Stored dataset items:
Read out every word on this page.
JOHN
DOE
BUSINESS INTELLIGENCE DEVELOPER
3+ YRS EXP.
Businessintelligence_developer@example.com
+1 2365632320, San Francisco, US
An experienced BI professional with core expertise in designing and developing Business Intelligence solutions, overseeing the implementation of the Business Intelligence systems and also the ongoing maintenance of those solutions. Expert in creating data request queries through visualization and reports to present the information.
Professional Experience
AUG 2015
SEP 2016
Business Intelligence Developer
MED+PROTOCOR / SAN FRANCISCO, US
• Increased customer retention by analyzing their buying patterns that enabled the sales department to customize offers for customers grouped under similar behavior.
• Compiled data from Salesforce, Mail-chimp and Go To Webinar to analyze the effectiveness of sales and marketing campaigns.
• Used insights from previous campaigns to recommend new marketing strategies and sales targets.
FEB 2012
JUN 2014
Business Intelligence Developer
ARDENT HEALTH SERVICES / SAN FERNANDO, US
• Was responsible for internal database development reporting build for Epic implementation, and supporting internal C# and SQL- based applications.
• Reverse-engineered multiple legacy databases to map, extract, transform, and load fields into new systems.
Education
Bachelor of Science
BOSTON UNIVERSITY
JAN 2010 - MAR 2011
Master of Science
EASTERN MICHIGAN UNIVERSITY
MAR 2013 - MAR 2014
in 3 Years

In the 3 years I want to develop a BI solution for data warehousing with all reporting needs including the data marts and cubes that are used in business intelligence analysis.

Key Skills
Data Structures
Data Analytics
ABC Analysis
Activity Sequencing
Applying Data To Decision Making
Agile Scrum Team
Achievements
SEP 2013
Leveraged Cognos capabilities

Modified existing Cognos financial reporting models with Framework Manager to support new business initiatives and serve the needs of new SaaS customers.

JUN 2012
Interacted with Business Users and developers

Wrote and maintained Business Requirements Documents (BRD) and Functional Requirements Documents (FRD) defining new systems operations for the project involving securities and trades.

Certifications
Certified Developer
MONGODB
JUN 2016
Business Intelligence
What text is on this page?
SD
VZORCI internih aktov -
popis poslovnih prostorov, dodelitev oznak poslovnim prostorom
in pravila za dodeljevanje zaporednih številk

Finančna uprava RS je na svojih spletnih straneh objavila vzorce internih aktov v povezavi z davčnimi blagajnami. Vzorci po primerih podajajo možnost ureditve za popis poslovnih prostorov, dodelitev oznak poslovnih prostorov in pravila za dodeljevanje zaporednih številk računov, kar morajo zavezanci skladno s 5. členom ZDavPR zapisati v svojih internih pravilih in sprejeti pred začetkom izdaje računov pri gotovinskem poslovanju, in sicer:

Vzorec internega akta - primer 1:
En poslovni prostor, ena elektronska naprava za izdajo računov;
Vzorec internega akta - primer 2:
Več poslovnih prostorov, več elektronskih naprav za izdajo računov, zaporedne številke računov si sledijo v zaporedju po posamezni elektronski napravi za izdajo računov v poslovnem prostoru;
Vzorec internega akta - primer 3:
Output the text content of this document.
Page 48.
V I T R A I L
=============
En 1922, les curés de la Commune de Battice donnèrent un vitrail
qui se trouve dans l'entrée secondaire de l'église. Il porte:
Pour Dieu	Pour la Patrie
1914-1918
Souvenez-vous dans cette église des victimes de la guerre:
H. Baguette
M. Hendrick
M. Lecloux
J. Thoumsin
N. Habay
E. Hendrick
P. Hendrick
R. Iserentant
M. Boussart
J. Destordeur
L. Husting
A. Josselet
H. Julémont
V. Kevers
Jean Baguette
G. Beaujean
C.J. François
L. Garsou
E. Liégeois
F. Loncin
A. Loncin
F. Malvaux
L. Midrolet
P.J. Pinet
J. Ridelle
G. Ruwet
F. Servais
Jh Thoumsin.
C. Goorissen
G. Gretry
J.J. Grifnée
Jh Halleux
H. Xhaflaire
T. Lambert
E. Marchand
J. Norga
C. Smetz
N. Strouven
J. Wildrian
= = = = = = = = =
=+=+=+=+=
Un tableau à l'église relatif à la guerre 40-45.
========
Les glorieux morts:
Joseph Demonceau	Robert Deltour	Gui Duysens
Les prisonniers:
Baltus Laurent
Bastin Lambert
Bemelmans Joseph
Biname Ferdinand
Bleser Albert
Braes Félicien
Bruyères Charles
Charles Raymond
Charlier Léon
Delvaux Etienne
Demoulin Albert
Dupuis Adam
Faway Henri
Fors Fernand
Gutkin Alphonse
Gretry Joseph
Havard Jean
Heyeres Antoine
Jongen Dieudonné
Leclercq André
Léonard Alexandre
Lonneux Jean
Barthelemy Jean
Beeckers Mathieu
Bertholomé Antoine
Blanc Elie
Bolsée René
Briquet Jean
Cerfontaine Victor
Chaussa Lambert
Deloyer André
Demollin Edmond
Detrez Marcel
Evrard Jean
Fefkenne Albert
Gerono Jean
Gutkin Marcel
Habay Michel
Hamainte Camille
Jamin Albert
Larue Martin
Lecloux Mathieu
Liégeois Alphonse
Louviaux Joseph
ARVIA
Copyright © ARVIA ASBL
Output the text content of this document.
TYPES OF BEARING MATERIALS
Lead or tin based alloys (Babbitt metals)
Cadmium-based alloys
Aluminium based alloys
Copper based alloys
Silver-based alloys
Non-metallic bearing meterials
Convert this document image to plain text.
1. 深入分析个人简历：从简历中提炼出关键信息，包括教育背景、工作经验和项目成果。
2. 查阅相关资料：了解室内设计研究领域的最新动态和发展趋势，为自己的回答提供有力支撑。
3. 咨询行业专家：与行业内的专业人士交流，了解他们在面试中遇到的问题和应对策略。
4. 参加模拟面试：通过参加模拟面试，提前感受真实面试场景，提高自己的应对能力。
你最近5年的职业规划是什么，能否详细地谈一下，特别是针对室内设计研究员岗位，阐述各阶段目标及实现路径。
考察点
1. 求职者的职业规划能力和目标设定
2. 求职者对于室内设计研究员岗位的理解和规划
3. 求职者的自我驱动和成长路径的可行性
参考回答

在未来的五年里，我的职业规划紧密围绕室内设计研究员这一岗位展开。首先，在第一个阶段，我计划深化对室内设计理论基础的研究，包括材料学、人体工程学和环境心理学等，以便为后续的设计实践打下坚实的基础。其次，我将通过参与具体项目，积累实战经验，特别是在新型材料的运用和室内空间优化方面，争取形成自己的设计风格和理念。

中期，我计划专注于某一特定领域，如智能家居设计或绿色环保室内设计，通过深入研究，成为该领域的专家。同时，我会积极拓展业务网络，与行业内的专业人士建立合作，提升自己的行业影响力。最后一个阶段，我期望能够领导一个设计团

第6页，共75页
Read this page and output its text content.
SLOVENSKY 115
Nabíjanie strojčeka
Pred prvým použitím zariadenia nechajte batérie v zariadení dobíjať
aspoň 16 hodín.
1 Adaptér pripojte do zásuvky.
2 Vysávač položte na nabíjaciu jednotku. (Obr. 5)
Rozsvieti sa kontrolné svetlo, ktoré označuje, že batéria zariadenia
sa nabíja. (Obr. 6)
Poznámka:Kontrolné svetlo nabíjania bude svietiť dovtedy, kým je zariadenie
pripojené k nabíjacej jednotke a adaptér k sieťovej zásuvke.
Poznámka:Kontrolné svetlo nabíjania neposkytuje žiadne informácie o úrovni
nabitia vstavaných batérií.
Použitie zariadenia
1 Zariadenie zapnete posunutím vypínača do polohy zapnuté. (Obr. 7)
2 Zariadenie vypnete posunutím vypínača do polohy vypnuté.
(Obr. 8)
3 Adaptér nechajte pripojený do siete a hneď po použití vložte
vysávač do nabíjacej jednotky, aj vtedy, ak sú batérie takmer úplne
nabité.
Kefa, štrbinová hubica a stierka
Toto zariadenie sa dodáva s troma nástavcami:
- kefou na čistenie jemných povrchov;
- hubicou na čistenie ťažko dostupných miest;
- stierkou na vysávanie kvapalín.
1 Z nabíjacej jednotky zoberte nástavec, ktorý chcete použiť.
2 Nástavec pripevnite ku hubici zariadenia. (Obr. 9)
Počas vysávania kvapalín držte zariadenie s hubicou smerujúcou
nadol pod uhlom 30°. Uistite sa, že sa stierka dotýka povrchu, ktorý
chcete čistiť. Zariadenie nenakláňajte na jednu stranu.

Exercise brief: Pick out every line with the string "guerre" and copy it.

Correct answer:
Souvenez-vous dans cette église des victimes de la guerre:
Un tableau à l'église relatif à la guerre 40-45.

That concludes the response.